::: Dataset entries

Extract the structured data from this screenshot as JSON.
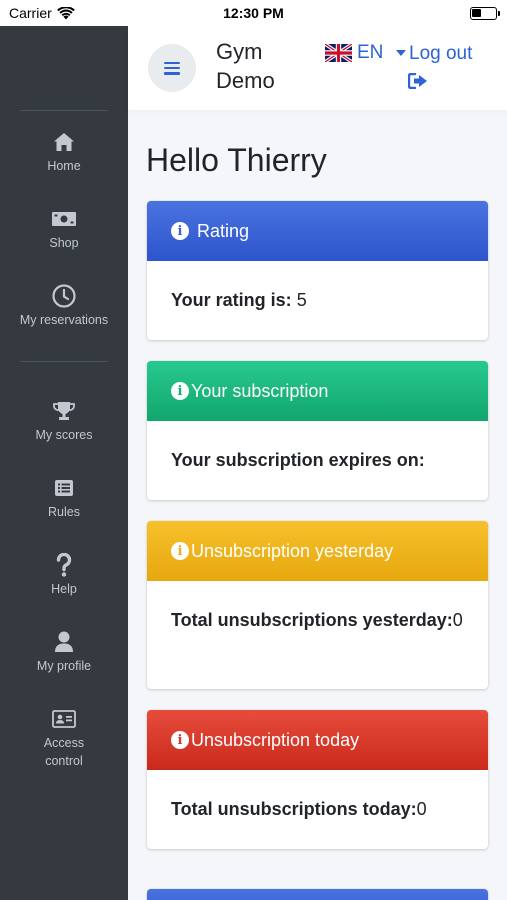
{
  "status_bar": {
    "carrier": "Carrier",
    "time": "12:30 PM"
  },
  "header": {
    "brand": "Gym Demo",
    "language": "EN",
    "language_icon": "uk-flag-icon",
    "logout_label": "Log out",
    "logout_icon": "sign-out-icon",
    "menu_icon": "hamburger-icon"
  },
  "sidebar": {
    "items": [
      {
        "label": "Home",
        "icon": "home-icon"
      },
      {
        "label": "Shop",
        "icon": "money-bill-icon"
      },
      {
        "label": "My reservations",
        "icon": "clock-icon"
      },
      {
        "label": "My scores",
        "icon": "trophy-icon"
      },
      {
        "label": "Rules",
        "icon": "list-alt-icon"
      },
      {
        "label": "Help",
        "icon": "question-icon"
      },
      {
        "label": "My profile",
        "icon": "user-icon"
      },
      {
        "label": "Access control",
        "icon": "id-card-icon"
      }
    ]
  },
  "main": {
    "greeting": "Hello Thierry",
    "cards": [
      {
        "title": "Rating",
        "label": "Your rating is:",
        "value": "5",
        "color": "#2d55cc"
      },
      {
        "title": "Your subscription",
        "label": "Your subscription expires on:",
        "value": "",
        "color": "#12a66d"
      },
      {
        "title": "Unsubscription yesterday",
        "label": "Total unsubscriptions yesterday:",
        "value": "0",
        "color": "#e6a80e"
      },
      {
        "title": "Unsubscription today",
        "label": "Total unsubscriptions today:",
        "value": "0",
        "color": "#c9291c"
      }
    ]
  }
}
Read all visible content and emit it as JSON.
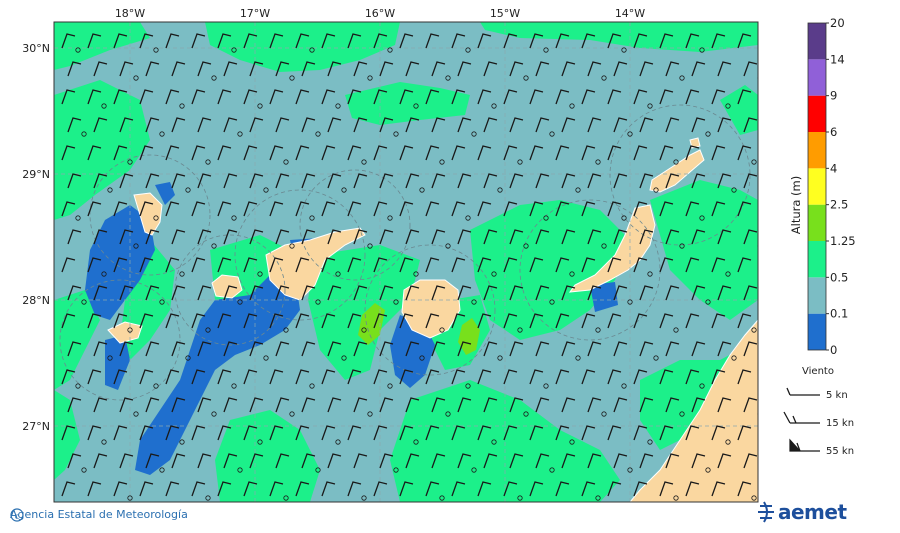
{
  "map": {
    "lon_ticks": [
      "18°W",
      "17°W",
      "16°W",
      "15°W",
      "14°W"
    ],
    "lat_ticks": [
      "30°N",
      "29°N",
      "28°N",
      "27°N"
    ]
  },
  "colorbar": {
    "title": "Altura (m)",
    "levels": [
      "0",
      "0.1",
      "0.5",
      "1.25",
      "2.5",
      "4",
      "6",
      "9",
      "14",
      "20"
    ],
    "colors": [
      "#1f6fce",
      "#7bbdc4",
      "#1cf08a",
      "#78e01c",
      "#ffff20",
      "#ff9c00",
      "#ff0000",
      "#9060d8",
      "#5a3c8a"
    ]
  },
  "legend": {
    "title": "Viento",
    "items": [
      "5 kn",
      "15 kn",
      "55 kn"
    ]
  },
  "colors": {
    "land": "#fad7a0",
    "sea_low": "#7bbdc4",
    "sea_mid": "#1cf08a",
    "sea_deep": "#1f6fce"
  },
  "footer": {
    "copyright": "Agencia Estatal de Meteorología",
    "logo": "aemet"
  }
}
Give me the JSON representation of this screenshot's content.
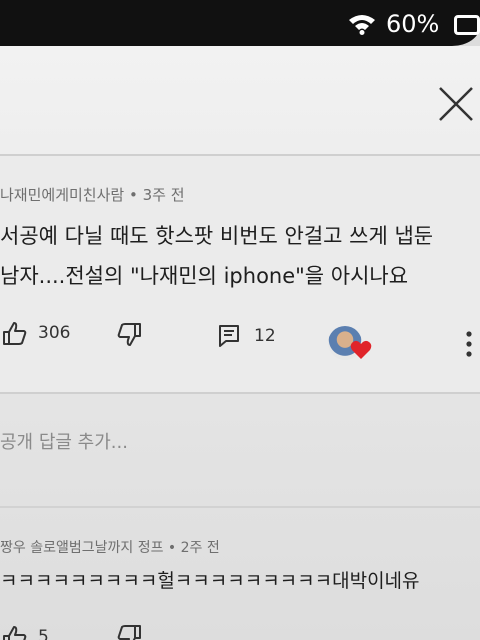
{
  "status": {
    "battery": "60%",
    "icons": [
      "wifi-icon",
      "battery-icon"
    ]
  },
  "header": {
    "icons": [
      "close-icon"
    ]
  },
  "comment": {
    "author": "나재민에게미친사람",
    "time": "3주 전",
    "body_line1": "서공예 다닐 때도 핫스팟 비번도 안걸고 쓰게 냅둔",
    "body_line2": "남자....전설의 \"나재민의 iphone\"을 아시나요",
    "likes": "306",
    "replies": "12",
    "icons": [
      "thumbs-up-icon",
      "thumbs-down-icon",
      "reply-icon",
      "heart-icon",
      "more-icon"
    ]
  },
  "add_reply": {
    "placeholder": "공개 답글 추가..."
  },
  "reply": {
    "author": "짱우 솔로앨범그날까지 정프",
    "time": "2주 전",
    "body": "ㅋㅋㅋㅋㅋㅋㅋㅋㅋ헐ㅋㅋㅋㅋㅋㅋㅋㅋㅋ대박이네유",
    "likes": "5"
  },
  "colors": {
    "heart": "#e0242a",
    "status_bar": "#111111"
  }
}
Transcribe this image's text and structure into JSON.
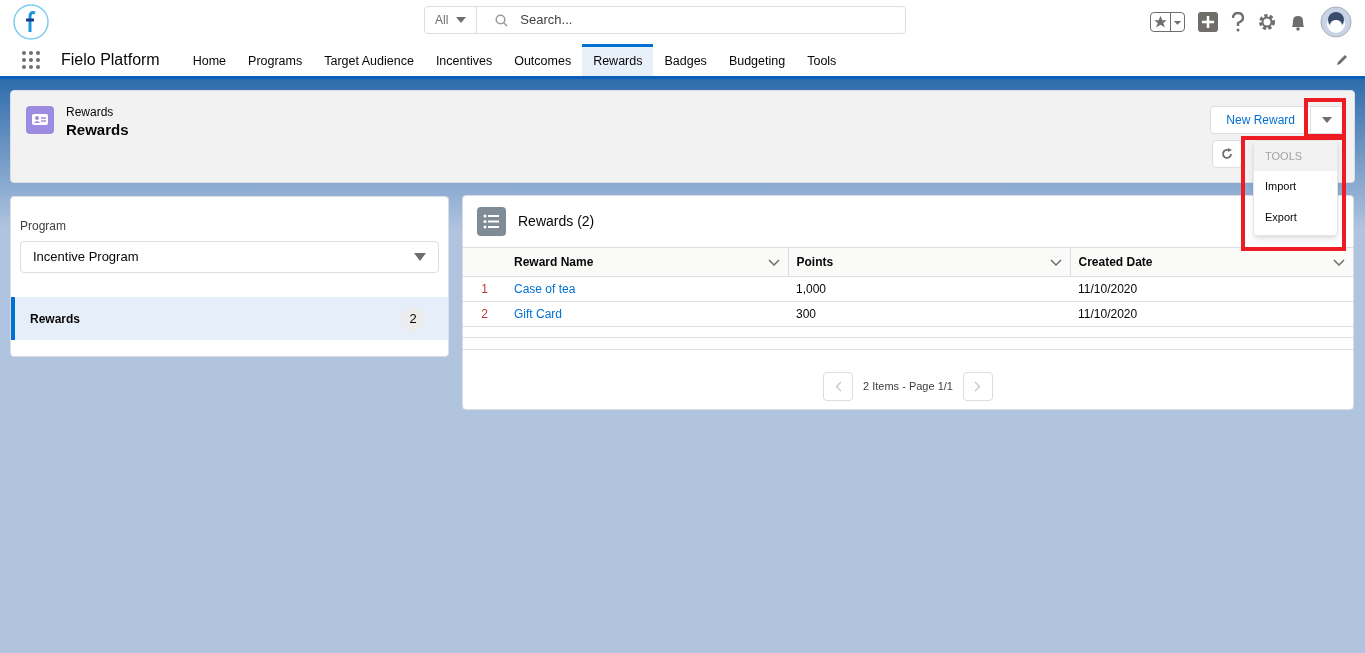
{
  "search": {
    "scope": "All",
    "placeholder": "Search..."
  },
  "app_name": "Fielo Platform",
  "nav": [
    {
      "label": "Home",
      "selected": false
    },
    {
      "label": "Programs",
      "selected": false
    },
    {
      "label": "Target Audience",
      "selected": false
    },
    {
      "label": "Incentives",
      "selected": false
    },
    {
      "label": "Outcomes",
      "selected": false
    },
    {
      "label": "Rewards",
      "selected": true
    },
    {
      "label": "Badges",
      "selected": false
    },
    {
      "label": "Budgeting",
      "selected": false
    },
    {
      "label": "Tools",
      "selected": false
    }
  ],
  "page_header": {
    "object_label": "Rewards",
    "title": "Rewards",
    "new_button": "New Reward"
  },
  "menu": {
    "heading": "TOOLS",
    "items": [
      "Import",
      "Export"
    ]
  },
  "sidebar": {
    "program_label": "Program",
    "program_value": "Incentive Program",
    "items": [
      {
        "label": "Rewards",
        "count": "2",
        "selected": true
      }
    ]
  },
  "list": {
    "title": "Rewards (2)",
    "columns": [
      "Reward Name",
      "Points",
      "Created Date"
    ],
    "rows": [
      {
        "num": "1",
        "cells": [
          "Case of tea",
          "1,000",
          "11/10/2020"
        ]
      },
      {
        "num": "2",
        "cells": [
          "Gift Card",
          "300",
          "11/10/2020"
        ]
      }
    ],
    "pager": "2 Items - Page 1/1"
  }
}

::::::

Short task: State the number of lines in the records that include "Total", and write nothing else.

Answer to the exercise: 2